* _TASK INSTRUCTIONS_: Pull out every line with the word "JSON" from the entries below.

* _TASK INPUT_:
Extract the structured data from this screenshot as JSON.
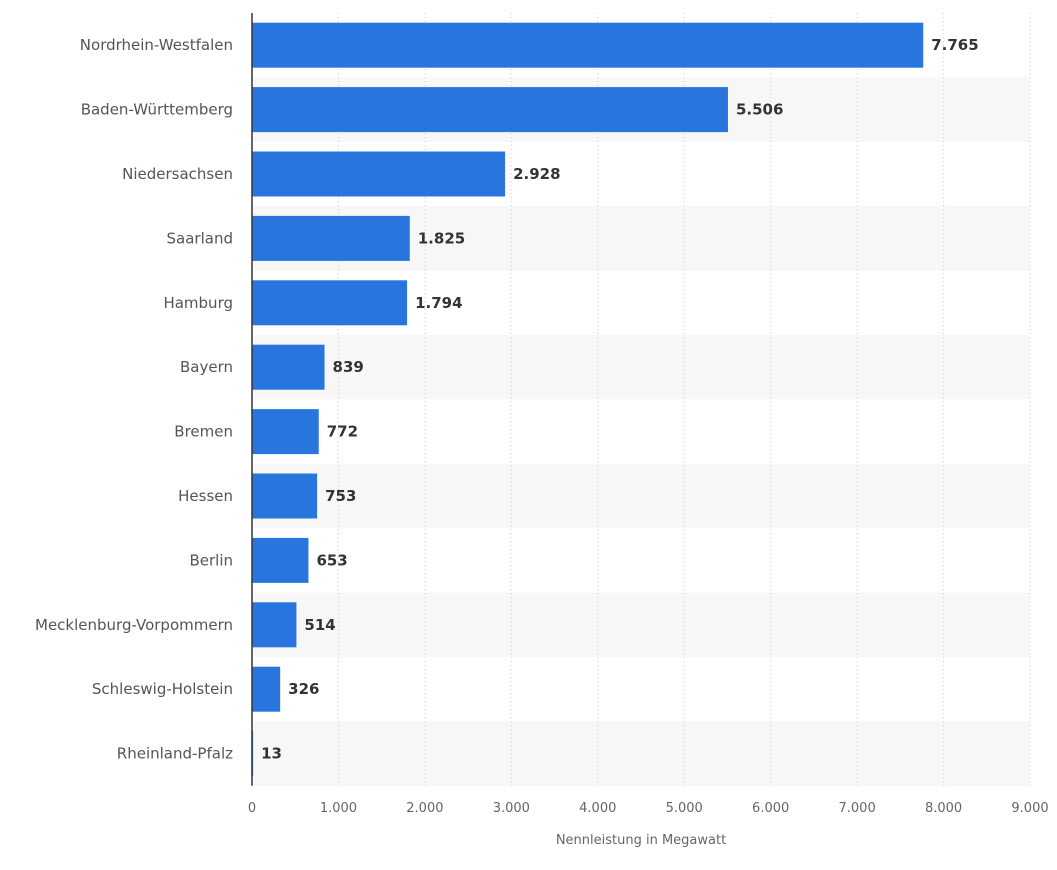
{
  "chart_data": {
    "type": "bar",
    "orientation": "horizontal",
    "categories": [
      "Nordrhein-Westfalen",
      "Baden-Württemberg",
      "Niedersachsen",
      "Saarland",
      "Hamburg",
      "Bayern",
      "Bremen",
      "Hessen",
      "Berlin",
      "Mecklenburg-Vorpommern",
      "Schleswig-Holstein",
      "Rheinland-Pfalz"
    ],
    "values": [
      7765,
      5506,
      2928,
      1825,
      1794,
      839,
      772,
      753,
      653,
      514,
      326,
      13
    ],
    "value_labels": [
      "7.765",
      "5.506",
      "2.928",
      "1.825",
      "1.794",
      "839",
      "772",
      "753",
      "653",
      "514",
      "326",
      "13"
    ],
    "xlabel": "Nennleistung in Megawatt",
    "ylabel": "",
    "xlim": [
      0,
      9000
    ],
    "x_ticks": [
      0,
      1000,
      2000,
      3000,
      4000,
      5000,
      6000,
      7000,
      8000,
      9000
    ],
    "x_tick_labels": [
      "0",
      "1.000",
      "2.000",
      "3.000",
      "4.000",
      "5.000",
      "6.000",
      "7.000",
      "8.000",
      "9.000"
    ],
    "grid": true,
    "colors": {
      "bar": "#2876dd",
      "band": "#f7f7f7",
      "grid": "#cccccc",
      "axis": "#333333"
    }
  }
}
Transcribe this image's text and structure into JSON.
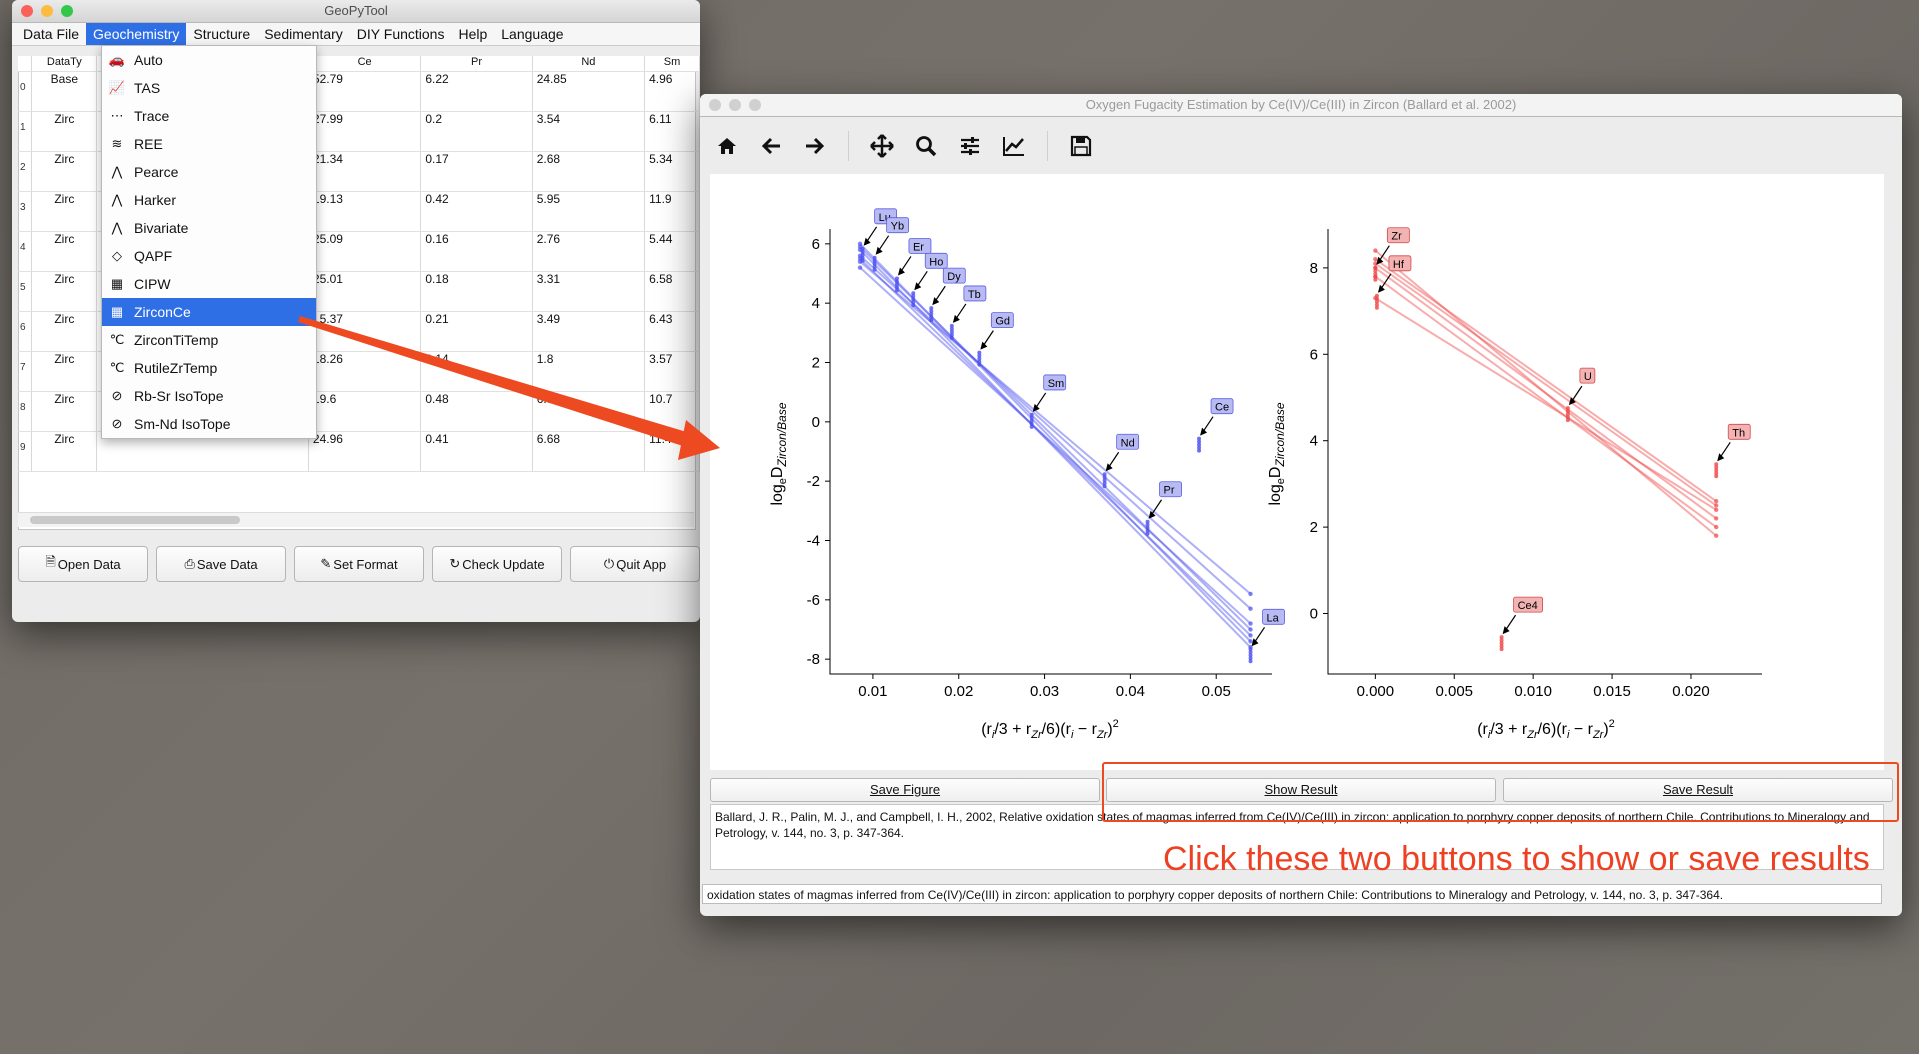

* _EXERCISE RESULT_:
Extract the structured data from this screenshot as JSON.
Transcribe this image's text and structure into JSON.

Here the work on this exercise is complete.